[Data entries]
☆ ☆ ☆ ☆ ☆ ☆ ☆

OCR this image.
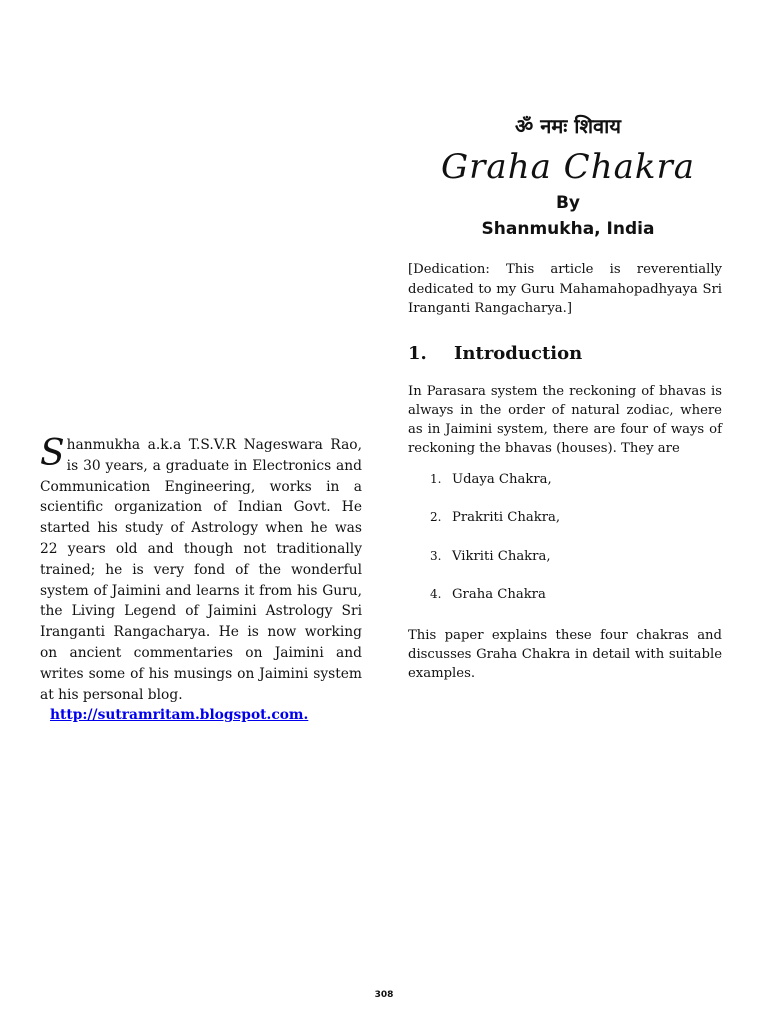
ॐ नमः शिवाय
Graha Chakra
By
Shanmukha, India
[Dedication: This article is reverentially dedicated to my Guru Mahamahopadhyaya Sri Iranganti Rangacharya.]
1.	Introduction
In Parasara system the reckoning of bhavas is always in the order of natural zodiac, where as in Jaimini system, there are four of ways of reckoning the bhavas (houses). They are
1. Udaya Chakra,
2. Prakriti Chakra,
3. Vikriti Chakra,
4. Graha Chakra
This paper explains these four chakras and discusses Graha Chakra in detail with suitable examples.
S hanmukha a.k.a T.S.V.R Nageswara Rao, is 30 years, a graduate in Electronics and Communication Engineering, works in a scientific organization of Indian Govt. He started his study of Astrology when he was 22 years old and though not traditionally trained; he is very fond of the wonderful system of Jaimini and learns it from his Guru, the Living Legend of Jaimini Astrology Sri Iranganti Rangacharya. He is now working on ancient commentaries on Jaimini and writes some of his musings on Jaimini system at his personal blog.
http://sutramritam.blogspot.com.
308
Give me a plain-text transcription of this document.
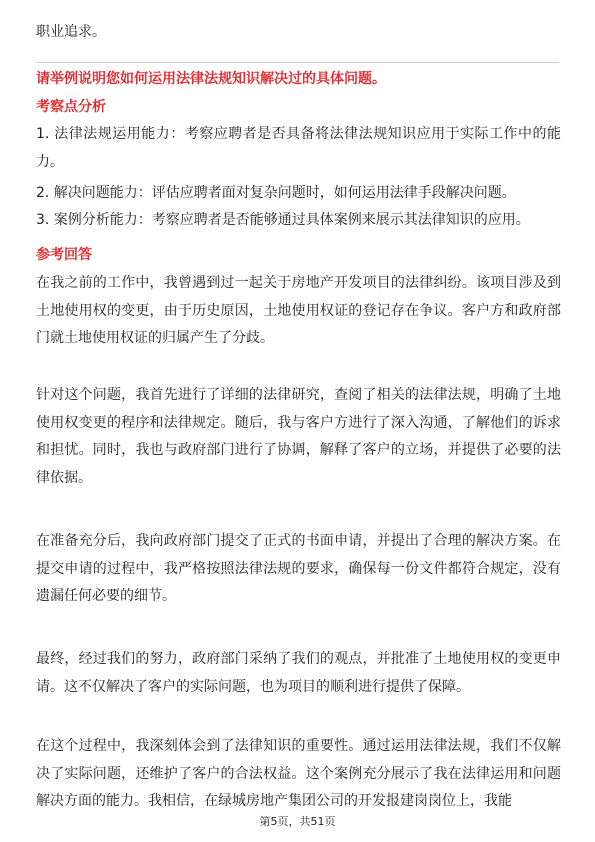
职业追求。
请举例说明您如何运用法律法规知识解决过的具体问题。
考察点分析
1. 法律法规运用能力：考察应聘者是否具备将法律法规知识应用于实际工作中的能力。
2. 解决问题能力：评估应聘者面对复杂问题时，如何运用法律手段解决问题。
3. 案例分析能力：考察应聘者是否能够通过具体案例来展示其法律知识的应用。
参考回答
在我之前的工作中，我曾遇到过一起关于房地产开发项目的法律纠纷。该项目涉及到土地使用权的变更，由于历史原因，土地使用权证的登记存在争议。客户方和政府部门就土地使用权证的归属产生了分歧。
针对这个问题，我首先进行了详细的法律研究，查阅了相关的法律法规，明确了土地使用权变更的程序和法律规定。随后，我与客户方进行了深入沟通，了解他们的诉求和担忧。同时，我也与政府部门进行了协调，解释了客户的立场，并提供了必要的法律依据。
在准备充分后，我向政府部门提交了正式的书面申请，并提出了合理的解决方案。在提交申请的过程中，我严格按照法律法规的要求，确保每一份文件都符合规定，没有遗漏任何必要的细节。
最终，经过我们的努力，政府部门采纳了我们的观点，并批准了土地使用权的变更申请。这不仅解决了客户的实际问题，也为项目的顺利进行提供了保障。
在这个过程中，我深刻体会到了法律知识的重要性。通过运用法律法规，我们不仅解决了实际问题，还维护了客户的合法权益。这个案例充分展示了我在法律运用和问题解决方面的能力。我相信，在绿城房地产集团公司的开发报建岗岗位上，我能
第5页，共51页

☆ ☆ ☆ ☆ ☆ ☆ ☆

What this task involves:
Retype the records exactly. Any image in them should not appear in what you write.

Result of the task:
OCR this image.
ॐ नमः शिवाय
Graha Chakra
By
Shanmukha, India
[Dedication: This article is reverentially dedicated to my Guru Mahamahopadhyaya Sri Iranganti Rangacharya.]
1.	Introduction
In Parasara system the reckoning of bhavas is always in the order of natural zodiac, where as in Jaimini system, there are four of ways of reckoning the bhavas (houses). They are
1. Udaya Chakra,
2. Prakriti Chakra,
3. Vikriti Chakra,
4. Graha Chakra
This paper explains these four chakras and discusses Graha Chakra in detail with suitable examples.
S hanmukha a.k.a T.S.V.R Nageswara Rao, is 30 years, a graduate in Electronics and Communication Engineering, works in a scientific organization of Indian Govt. He started his study of Astrology when he was 22 years old and though not traditionally trained; he is very fond of the wonderful system of Jaimini and learns it from his Guru, the Living Legend of Jaimini Astrology Sri Iranganti Rangacharya. He is now working on ancient commentaries on Jaimini and writes some of his musings on Jaimini system at his personal blog.
http://sutramritam.blogspot.com.
308
Give me a plain-text transcription of this document.
职业追求。
请举例说明您如何运用法律法规知识解决过的具体问题。
考察点分析
1. 法律法规运用能力：考察应聘者是否具备将法律法规知识应用于实际工作中的能力。
2. 解决问题能力：评估应聘者面对复杂问题时，如何运用法律手段解决问题。
3. 案例分析能力：考察应聘者是否能够通过具体案例来展示其法律知识的应用。
参考回答
在我之前的工作中，我曾遇到过一起关于房地产开发项目的法律纠纷。该项目涉及到土地使用权的变更，由于历史原因，土地使用权证的登记存在争议。客户方和政府部门就土地使用权证的归属产生了分歧。
针对这个问题，我首先进行了详细的法律研究，查阅了相关的法律法规，明确了土地使用权变更的程序和法律规定。随后，我与客户方进行了深入沟通，了解他们的诉求和担忧。同时，我也与政府部门进行了协调，解释了客户的立场，并提供了必要的法律依据。
在准备充分后，我向政府部门提交了正式的书面申请，并提出了合理的解决方案。在提交申请的过程中，我严格按照法律法规的要求，确保每一份文件都符合规定，没有遗漏任何必要的细节。
最终，经过我们的努力，政府部门采纳了我们的观点，并批准了土地使用权的变更申请。这不仅解决了客户的实际问题，也为项目的顺利进行提供了保障。
在这个过程中，我深刻体会到了法律知识的重要性。通过运用法律法规，我们不仅解决了实际问题，还维护了客户的合法权益。这个案例充分展示了我在法律运用和问题解决方面的能力。我相信，在绿城房地产集团公司的开发报建岗岗位上，我能
第5页，共51页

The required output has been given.